### Request
Each line below should be reproduced without any alteration.

### Raw records
:::::
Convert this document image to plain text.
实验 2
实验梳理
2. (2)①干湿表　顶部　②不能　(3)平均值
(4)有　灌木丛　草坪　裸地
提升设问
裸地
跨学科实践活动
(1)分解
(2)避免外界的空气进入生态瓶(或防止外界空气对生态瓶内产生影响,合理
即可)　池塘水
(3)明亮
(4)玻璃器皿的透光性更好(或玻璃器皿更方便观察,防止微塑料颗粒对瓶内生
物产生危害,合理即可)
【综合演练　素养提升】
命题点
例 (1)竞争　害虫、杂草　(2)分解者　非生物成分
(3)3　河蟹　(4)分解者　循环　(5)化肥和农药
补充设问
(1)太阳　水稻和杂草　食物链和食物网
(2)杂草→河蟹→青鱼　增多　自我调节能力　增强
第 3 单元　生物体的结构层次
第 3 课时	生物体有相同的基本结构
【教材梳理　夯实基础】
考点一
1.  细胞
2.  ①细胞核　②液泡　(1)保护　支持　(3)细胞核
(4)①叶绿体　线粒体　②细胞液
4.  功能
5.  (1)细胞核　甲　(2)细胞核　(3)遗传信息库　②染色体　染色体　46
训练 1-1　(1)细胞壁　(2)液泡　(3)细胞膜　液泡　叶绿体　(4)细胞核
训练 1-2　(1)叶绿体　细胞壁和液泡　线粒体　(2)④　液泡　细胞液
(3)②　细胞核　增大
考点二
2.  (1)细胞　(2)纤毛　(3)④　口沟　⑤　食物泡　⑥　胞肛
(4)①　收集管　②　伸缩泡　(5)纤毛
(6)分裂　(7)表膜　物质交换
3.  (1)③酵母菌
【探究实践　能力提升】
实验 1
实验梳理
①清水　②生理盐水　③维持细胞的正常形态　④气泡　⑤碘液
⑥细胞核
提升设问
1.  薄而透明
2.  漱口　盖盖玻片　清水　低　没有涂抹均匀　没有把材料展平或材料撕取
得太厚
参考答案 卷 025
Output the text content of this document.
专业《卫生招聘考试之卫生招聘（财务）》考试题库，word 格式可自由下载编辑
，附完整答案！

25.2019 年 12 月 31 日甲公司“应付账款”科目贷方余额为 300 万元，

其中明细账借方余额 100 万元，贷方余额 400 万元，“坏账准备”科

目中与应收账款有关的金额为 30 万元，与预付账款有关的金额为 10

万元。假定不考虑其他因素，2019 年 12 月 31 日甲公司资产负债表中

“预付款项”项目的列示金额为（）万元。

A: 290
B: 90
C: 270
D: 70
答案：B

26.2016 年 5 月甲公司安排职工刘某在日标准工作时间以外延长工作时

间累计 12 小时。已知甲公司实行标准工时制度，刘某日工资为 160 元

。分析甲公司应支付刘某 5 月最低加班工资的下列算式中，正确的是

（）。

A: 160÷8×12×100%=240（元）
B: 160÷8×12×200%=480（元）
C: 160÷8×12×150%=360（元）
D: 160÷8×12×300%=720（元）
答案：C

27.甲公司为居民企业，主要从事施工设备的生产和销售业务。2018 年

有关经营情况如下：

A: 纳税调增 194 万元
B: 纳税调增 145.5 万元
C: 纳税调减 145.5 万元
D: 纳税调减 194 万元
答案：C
:::::
### Solution
Convert this document image to plain text.
实验 2
实验梳理
2. (2)①干湿表　顶部　②不能　(3)平均值
(4)有　灌木丛　草坪　裸地
提升设问
裸地
跨学科实践活动
(1)分解
(2)避免外界的空气进入生态瓶(或防止外界空气对生态瓶内产生影响,合理
即可)　池塘水
(3)明亮
(4)玻璃器皿的透光性更好(或玻璃器皿更方便观察,防止微塑料颗粒对瓶内生
物产生危害,合理即可)
【综合演练　素养提升】
命题点
例 (1)竞争　害虫、杂草　(2)分解者　非生物成分
(3)3　河蟹　(4)分解者　循环　(5)化肥和农药
补充设问
(1)太阳　水稻和杂草　食物链和食物网
(2)杂草→河蟹→青鱼　增多　自我调节能力　增强
第 3 单元　生物体的结构层次
第 3 课时	生物体有相同的基本结构
【教材梳理　夯实基础】
考点一
1.  细胞
2.  ①细胞核　②液泡　(1)保护　支持　(3)细胞核
(4)①叶绿体　线粒体　②细胞液
4.  功能
5.  (1)细胞核　甲　(2)细胞核　(3)遗传信息库　②染色体　染色体　46
训练 1-1　(1)细胞壁　(2)液泡　(3)细胞膜　液泡　叶绿体　(4)细胞核
训练 1-2　(1)叶绿体　细胞壁和液泡　线粒体　(2)④　液泡　细胞液
(3)②　细胞核　增大
考点二
2.  (1)细胞　(2)纤毛　(3)④　口沟　⑤　食物泡　⑥　胞肛
(4)①　收集管　②　伸缩泡　(5)纤毛
(6)分裂　(7)表膜　物质交换
3.  (1)③酵母菌
【探究实践　能力提升】
实验 1
实验梳理
①清水　②生理盐水　③维持细胞的正常形态　④气泡　⑤碘液
⑥细胞核
提升设问
1.  薄而透明
2.  漱口　盖盖玻片　清水　低　没有涂抹均匀　没有把材料展平或材料撕取
得太厚
参考答案 卷 025
Output the text content of this document.
专业《卫生招聘考试之卫生招聘（财务）》考试题库，word 格式可自由下载编辑
，附完整答案！

25.2019 年 12 月 31 日甲公司“应付账款”科目贷方余额为 300 万元，

其中明细账借方余额 100 万元，贷方余额 400 万元，“坏账准备”科

目中与应收账款有关的金额为 30 万元，与预付账款有关的金额为 10

万元。假定不考虑其他因素，2019 年 12 月 31 日甲公司资产负债表中

“预付款项”项目的列示金额为（）万元。

A: 290
B: 90
C: 270
D: 70
答案：B

26.2016 年 5 月甲公司安排职工刘某在日标准工作时间以外延长工作时

间累计 12 小时。已知甲公司实行标准工时制度，刘某日工资为 160 元

。分析甲公司应支付刘某 5 月最低加班工资的下列算式中，正确的是

（）。

A: 160÷8×12×100%=240（元）
B: 160÷8×12×200%=480（元）
C: 160÷8×12×150%=360（元）
D: 160÷8×12×300%=720（元）
答案：C

27.甲公司为居民企业，主要从事施工设备的生产和销售业务。2018 年

有关经营情况如下：

A: 纳税调增 194 万元
B: 纳税调增 145.5 万元
C: 纳税调减 145.5 万元
D: 纳税调减 194 万元
答案：C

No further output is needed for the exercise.